EJERCICIO A - Según el artículo sobre Íllora, indica si cada afirmación es correcta y cita las palabras del texto que lo deciden: (i) la lona blanca tapa el anuncio de una pizzería; (ii) el joven que sube la cuesta tiene 18 años; (iii) el joven viste una camiseta gris.

─── ARTÍCULO ───

Edición

Borrar
Vecinos de Íllora, durante la concentración del lunes 15 para condenar el homicidio de Juan. ALFREDO AGUILA
La semana más dura de Íllora: «No es un problema gitano»

«No es un problema gitano»

Íllora ha vivido la semana más dura de su historia. La muerte de Juan, asaltado en el ferial, colmó la paciencia del pueblo, que pide justicia contra los acusados

Domingo, 21 de agosto 2022, 00:36

La lona blanca está colgada de una reja, en la fatídica esquina de la calle Diego de Siloé, tapando el anuncio de una pizzería. «Justicia para Juan», se lee en unas letras grandes y negras, acompañadas por un largo crespón. Delante, la periodista de Telecinco entra en directo en el programa de Ana Rosa, pisando sobre las flechas que todavía marcan el reguero de la tragedia. «Íllora sigue en tensión. Anoche los vecinos…». A lo lejos, un joven sube la cuesta que termina directamente en la puerta de la caseta disco del ferial.

El chaval tiene el pelo rapado por los lados y largo por la coronilla, como dicta la moda. Viste una camiseta gris, zapatillas de deporte y lleva una mochila en la espalda. Va al gimnasio y tiene 16 años. «No lo conocía mucho, pero me pilló aquí –dice–. Le atacaron dentro de la caseta, se salieron fuera y siguió la pelea. Juan cayó al suelo y… –la voz se le quiebra y carraspea–. Yo venía de mear de allí mismo y me encontré todo. Buenos días, por cierto», se despide.

Conexión en directo, desde el lugar del suceso. J. E. C.

─── REGISTROS POR PROCESAR ───

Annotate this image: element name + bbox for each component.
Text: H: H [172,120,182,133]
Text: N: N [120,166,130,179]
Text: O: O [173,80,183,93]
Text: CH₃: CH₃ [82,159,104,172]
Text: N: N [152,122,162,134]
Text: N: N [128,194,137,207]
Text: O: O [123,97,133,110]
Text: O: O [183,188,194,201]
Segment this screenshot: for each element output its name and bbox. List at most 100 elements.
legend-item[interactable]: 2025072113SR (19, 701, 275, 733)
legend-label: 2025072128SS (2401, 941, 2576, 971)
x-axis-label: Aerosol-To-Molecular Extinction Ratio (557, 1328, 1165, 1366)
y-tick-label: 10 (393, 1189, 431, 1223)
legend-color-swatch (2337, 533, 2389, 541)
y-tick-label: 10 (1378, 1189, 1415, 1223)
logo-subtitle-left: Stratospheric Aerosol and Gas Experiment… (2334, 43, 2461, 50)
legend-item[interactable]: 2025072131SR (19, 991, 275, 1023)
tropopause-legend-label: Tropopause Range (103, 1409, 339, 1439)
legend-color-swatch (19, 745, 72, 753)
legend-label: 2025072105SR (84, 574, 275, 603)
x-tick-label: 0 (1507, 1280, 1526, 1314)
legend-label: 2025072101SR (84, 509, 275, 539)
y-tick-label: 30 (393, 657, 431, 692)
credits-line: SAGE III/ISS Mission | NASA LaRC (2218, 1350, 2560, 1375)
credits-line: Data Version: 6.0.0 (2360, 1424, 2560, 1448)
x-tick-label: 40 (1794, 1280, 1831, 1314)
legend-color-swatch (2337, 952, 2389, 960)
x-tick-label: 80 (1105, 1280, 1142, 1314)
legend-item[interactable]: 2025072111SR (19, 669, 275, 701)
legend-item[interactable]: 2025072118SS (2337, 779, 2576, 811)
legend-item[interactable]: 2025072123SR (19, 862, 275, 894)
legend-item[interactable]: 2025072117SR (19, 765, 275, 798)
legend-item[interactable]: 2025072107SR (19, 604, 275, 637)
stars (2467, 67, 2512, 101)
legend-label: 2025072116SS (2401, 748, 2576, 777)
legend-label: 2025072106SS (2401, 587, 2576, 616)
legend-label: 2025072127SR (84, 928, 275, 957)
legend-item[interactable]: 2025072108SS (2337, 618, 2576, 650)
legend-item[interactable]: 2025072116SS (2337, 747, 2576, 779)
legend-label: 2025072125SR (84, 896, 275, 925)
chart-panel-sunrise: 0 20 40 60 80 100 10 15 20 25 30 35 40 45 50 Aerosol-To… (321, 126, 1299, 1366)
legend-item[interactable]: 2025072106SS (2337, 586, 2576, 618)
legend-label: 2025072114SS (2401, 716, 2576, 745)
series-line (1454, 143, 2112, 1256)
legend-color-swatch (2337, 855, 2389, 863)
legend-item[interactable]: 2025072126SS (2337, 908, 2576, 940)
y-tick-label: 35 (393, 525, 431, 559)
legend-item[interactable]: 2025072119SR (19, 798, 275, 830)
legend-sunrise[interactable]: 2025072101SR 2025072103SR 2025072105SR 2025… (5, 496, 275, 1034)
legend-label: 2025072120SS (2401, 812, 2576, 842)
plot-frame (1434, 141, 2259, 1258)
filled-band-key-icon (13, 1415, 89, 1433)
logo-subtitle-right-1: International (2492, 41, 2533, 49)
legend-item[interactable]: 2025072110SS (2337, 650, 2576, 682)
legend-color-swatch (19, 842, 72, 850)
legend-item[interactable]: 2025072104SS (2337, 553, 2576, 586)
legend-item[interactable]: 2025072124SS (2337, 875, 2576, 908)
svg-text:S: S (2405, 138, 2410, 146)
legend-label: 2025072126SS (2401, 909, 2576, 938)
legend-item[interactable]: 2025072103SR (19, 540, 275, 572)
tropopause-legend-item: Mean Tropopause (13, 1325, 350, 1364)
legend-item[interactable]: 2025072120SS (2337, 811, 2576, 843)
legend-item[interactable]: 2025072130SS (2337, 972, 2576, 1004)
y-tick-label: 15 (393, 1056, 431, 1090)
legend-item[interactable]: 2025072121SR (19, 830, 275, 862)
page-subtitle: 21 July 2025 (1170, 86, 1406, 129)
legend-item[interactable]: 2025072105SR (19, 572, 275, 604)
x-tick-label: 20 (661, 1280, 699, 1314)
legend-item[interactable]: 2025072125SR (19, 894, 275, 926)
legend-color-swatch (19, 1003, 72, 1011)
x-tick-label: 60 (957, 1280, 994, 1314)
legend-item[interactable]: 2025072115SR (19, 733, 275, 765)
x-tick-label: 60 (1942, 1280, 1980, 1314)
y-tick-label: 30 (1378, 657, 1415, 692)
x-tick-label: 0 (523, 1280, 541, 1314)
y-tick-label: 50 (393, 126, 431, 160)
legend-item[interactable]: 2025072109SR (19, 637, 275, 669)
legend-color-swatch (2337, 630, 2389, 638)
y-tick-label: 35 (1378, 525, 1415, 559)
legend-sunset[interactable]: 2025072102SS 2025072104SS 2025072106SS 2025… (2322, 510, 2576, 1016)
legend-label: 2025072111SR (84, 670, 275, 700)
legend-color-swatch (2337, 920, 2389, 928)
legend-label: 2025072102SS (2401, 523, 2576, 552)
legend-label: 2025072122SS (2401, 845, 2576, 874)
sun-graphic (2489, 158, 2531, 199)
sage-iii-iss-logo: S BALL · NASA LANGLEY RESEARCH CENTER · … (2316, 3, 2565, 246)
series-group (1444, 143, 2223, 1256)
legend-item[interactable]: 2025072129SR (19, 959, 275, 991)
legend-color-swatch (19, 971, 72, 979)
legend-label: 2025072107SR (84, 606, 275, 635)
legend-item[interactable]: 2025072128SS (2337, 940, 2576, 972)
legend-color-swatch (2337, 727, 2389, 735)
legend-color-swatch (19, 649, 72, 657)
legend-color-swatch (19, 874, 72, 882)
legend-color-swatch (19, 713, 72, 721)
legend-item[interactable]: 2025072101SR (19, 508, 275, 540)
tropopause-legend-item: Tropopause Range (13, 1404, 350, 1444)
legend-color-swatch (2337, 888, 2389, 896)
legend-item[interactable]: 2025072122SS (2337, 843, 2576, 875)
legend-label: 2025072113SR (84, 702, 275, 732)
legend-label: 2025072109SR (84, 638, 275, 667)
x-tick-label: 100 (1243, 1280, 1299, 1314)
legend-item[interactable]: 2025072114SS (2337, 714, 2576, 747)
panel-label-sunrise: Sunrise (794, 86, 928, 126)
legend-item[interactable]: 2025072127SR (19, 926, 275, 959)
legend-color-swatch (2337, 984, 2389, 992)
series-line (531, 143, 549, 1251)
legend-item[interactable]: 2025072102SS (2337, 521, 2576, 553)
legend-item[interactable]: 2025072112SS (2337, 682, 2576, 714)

───

EJERCICIO B - Reproduce el tramo de los registros que va desde su comienzo hasta la línea que contiene «tropopause-legend-label: Tropopause Range», ambos extremos incluidos, sustituyendo «legend-color-swatch» por «color-swatch» y sin alterar nada más.

RESPUESTA A -
(i) Sí: «tapando el anuncio de una pizzería».
(ii) No: «tiene 16 años».
(iii) Sí: «Viste una camiseta gris».

RESPUESTA B -
Annotate this image: element name + bbox for each component.
Text: H: H [172,120,182,133]
Text: N: N [120,166,130,179]
Text: O: O [173,80,183,93]
Text: CH₃: CH₃ [82,159,104,172]
Text: N: N [152,122,162,134]
Text: N: N [128,194,137,207]
Text: O: O [123,97,133,110]
Text: O: O [183,188,194,201]
Segment this screenshot: for each element output its name and bbox. List at most 100 elements.
legend-item[interactable]: 2025072113SR (19, 701, 275, 733)
legend-label: 2025072128SS (2401, 941, 2576, 971)
x-axis-label: Aerosol-To-Molecular Extinction Ratio (557, 1328, 1165, 1366)
y-tick-label: 10 (393, 1189, 431, 1223)
color-swatch (2337, 533, 2389, 541)
y-tick-label: 10 (1378, 1189, 1415, 1223)
logo-subtitle-left: Stratospheric Aerosol and Gas Experiment… (2334, 43, 2461, 50)
legend-item[interactable]: 2025072131SR (19, 991, 275, 1023)
tropopause-legend-label: Tropopause Range (103, 1409, 339, 1439)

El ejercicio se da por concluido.